### Hedefler:
1. Veri listesinin başından "x-tick-label: Feb: [1054, 1651, 1113, 1690]" içeren satıra kadar, iki uç da dahil olmak üzere, yalnızca bu satırları numaralı sırayla diz. Boş satırları atla.
2. Queer arzunun doksanlardaki keşfini anlatan metni bıraktığı yerden sürdür.

**** Alıntı ****

Yerli yerinde duracak ne bir bedene ne de arzuya sahiptim. Bu feminen ve maskülenin sınırlarını aşındıran beden fena cezbetmişti beni. Fakat ne yaşadığım mahallede ne de okulumda K.D Lang gibi birini göremedim. Nasıl yani yaşadığım hayatta tüm kadınlar belirlendiği çerçeve içerisinde rahat mıydı?[5]
 
Anneme ve arkadaşlarına alıcı gözle bakmadığımı tüm ilhamı televizyona kitlediğimi neden sonra fark ettim.[6]
 
‘Ayı Jale’[7] annemin yakın dostu heybetli bir kadındı. Bir düğüne zorla götürülürken kuaförde surat asma seanslarımın birinde Jale’nin şu cümlesi beni uzayan parmağın dünyasından ikinci kez geçirdi.
 
“Saçlarımı biryantinle arkaya doğru taramanı istiyorum. Islak ve arkaya doğru.”
 
Krapelerin dünyasında o ‘ıslak ve arkaya doğru olan’ bitirim bir bedendi.
 
Arzu nesnemin ‘kadın varsayılan bedenlerin sınırlarını aşanlar’ olduğunu çakmıştım artık...
 
‘Uzayan parmak’ ve ‘ıslak ve arkaya doğru’nun dışında da bir şeye rast gelmedim uzunca süre.
 
Oysa 90lardı. Dünya queer eyleyişlerle ve ondan türeyen teoriyle kıvırılıp bükülmeye başlamıştı bile.
 
Ne queer beni, ne de ben queeri göremedim. Dünyanın doğusundaydım. Her şeyin yerinden yurdundan sapmaya pek meyilli bir coğrafyasında, queere bu denli teşne yerde adıyla çağırmak bazı şeyleri zordu.

**** Veri listesi ****

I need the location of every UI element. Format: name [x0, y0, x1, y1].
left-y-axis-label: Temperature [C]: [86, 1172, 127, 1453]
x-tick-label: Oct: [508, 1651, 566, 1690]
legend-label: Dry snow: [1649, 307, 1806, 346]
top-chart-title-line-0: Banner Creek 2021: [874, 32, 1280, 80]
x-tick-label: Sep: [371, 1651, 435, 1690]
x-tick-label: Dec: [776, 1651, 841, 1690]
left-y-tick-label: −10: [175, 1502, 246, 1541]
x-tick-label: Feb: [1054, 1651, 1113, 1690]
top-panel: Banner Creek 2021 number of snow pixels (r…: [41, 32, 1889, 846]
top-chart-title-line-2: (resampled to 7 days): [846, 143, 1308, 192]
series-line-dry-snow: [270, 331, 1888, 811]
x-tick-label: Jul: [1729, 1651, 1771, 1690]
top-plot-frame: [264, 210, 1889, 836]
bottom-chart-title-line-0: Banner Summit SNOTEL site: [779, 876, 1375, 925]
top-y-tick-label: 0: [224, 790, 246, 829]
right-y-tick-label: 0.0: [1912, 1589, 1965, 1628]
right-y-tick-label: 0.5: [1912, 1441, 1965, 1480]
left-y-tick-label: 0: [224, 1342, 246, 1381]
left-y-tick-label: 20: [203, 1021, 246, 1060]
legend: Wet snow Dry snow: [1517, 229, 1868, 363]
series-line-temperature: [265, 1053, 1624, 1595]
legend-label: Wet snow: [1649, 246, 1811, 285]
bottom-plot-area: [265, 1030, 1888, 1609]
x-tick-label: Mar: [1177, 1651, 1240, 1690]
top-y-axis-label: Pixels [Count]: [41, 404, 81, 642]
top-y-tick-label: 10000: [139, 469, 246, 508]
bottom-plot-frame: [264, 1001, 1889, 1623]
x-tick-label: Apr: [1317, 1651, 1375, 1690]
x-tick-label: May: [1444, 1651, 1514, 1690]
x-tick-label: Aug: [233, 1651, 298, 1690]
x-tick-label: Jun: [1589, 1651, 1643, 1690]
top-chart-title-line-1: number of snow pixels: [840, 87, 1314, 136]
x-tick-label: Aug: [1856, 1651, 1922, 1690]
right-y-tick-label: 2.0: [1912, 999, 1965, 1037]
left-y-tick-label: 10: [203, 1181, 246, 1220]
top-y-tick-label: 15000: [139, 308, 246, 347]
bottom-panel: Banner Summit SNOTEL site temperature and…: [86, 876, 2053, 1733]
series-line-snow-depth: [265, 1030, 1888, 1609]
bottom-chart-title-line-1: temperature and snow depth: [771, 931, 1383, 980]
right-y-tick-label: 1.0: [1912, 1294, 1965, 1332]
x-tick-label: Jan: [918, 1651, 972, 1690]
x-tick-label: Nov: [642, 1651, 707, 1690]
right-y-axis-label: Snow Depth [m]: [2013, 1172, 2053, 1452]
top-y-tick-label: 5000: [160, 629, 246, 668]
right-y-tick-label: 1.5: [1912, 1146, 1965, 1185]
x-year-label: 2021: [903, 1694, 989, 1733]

****

### Çıktılar:
1.
1. I need the location of every UI element. Format: name [x0, y0, x1, y1].
2. left-y-axis-label: Temperature [C]: [86, 1172, 127, 1453]
3. x-tick-label: Oct: [508, 1651, 566, 1690]
4. legend-label: Dry snow: [1649, 307, 1806, 346]
5. top-chart-title-line-0: Banner Creek 2021: [874, 32, 1280, 80]
6. x-tick-label: Sep: [371, 1651, 435, 1690]
7. x-tick-label: Dec: [776, 1651, 841, 1690]
8. left-y-tick-label: −10: [175, 1502, 246, 1541]
9. x-tick-label: Feb: [1054, 1651, 1113, 1690]

2.
 
Ben uzunca süre esas arzu nesnemi bulamadım. Zamanla arzu nesnem ile kendi benliğimin melezi haline geldim.
 
O zaman uzayan, esneyen, ıslak ve arkaya doğru, sivri ve öne doğru  olan, akan giden ben olmaya başladım. Kaderin cilvesi ilk kız arkadaşım beni ‘erkek olmadığım için’ terk etti.
 
Liseden üniversiteye oradan iş hayatına sosyalleşmelerdeki kız gruplarının içine ‘yeterince kadın olmadığım için’ dahil olamadım.
 
2000ler oldu. Bedenimle keşfettiğim her karanlık ve aydınlık notayı queer ile birbirine yedirdim. Kendime göre en güzel renkleri gündoğumuyla günbatımında birbirlerine karıştıkları yerde buldum. Ve o yerden sonra epey eğlenmeye de başladım doğrusu. Uzayarak becermek, akarak ıslatmak, nasıl varsayıldığımı iplemeden cinselliğimi yaşamaya başlamak.
 
Hisli oğlan, dominant kadın, bitirim dyke, utangaç hayvan, sessiz ağaç, mayışık kedi, hain tırnak, brutal şair.
 
Sınırlarımı aştığımda kendi içimde bir karnavalla karşılaştım.
 
Am ve klitorise her daim övgü ve hürmetle yaklaştım. Ama onların varlıklarını her şeyin üstünde gören, cinsellikte geri kalan her şeyi (misal kendilerine dokundurtmayan stone butchları, sadece izlemekten zevk alan voyörleri, bedenlerinin başka noktalarını fetişleştirenleri, tensel acı vermekten-almaktan haz duyanları v.s)  aşağılayan, ‘özcü bir lezbiyen edebiyatı’ndan da geri durmayı seçtim.
 
Çünkü hiçbir organ beni ya da temas  kurduğum bedenin ne olduğunu söylemeye yetmiyordu. Ben akıp gitmek, devam etmek istiyordum[8] [9]
 
Kadınları seven kadın olamadım. Erkekleri seven kadın da olamadım.
 
Bazen lezbiyen oldum bazen trans ama zannederim ben kadın da ol-a-madım.[10]
 
Ama inanınki ellere olan hayranlığım cinselliğimin daimi bir nişanesi oldu.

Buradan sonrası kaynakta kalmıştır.